Goal
Using the records provided below, locate and copy each line that contains the word "screenshot".

Structured figure records
---+---

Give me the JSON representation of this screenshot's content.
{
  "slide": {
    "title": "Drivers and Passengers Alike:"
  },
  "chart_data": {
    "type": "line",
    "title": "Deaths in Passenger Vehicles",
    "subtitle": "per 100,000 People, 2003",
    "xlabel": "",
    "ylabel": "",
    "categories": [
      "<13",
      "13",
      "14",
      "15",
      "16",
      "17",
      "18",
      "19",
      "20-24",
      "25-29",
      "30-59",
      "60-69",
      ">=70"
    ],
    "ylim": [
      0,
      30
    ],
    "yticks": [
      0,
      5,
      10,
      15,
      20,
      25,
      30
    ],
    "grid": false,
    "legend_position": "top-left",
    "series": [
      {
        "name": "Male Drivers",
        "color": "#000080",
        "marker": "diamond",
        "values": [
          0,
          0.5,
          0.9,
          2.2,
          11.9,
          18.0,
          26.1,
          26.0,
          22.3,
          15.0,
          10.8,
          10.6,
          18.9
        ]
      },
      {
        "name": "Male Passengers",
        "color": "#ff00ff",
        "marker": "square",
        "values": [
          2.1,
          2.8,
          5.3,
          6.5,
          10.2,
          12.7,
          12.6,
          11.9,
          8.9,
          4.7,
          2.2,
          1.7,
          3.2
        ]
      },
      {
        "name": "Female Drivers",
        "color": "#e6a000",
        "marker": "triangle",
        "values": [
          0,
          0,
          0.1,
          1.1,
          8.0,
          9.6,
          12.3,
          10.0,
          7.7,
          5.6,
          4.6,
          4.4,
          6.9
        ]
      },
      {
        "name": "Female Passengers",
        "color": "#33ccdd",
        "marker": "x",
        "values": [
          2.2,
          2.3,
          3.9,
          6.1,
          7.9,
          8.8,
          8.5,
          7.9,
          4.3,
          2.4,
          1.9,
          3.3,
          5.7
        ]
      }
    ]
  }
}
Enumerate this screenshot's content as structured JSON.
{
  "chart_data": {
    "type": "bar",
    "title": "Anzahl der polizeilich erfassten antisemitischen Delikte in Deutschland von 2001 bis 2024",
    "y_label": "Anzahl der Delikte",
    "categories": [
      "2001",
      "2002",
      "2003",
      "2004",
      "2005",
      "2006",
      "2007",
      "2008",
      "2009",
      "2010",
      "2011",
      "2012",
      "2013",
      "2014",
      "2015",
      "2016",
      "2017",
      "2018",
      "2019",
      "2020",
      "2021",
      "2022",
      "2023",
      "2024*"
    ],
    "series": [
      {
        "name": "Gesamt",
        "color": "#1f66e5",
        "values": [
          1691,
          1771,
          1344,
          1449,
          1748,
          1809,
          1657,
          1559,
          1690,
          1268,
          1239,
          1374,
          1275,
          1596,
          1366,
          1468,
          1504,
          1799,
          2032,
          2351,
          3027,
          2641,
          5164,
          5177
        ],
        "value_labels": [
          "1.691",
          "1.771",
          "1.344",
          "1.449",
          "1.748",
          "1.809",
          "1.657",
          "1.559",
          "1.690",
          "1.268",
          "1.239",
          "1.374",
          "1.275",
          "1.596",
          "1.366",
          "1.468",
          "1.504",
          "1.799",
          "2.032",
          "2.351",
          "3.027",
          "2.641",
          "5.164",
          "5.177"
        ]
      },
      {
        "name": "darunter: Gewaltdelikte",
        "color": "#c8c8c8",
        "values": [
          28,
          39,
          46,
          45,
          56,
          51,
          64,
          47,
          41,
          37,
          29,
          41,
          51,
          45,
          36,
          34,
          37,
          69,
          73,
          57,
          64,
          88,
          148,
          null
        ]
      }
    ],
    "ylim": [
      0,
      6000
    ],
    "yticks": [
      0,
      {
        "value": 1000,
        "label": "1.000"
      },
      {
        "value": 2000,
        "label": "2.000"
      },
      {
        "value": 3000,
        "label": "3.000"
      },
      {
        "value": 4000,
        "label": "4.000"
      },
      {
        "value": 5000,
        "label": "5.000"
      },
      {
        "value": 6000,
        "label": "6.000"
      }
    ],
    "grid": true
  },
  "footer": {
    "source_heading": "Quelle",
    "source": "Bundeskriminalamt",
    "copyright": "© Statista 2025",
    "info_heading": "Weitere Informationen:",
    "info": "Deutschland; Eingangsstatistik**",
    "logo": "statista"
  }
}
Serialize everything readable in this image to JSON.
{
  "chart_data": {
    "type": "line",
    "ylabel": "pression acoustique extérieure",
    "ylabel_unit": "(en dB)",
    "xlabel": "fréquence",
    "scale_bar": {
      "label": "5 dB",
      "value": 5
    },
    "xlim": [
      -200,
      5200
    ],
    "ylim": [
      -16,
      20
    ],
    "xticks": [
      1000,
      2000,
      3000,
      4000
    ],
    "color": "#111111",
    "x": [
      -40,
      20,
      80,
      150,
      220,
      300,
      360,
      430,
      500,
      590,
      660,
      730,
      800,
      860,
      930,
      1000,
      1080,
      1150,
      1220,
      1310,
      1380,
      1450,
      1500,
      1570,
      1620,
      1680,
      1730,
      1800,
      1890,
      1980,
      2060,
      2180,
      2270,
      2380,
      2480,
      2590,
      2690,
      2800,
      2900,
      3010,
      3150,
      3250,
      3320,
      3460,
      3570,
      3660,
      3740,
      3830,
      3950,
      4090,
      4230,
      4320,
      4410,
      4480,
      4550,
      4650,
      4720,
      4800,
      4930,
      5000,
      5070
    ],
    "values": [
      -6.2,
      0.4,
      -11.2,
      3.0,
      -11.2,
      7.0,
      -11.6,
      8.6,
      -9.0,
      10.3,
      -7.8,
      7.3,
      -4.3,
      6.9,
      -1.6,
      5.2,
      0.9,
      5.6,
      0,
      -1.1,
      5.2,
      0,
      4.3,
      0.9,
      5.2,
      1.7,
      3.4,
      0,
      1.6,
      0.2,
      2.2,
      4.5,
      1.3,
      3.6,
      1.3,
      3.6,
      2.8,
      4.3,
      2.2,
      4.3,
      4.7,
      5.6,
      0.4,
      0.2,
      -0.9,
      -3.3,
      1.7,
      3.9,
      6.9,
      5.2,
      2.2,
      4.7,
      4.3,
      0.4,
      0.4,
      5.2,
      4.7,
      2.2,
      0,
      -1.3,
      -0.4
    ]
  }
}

---+---

Result of this exercise
Give me the JSON representation of this screenshot's content.
Enumerate this screenshot's content as structured JSON.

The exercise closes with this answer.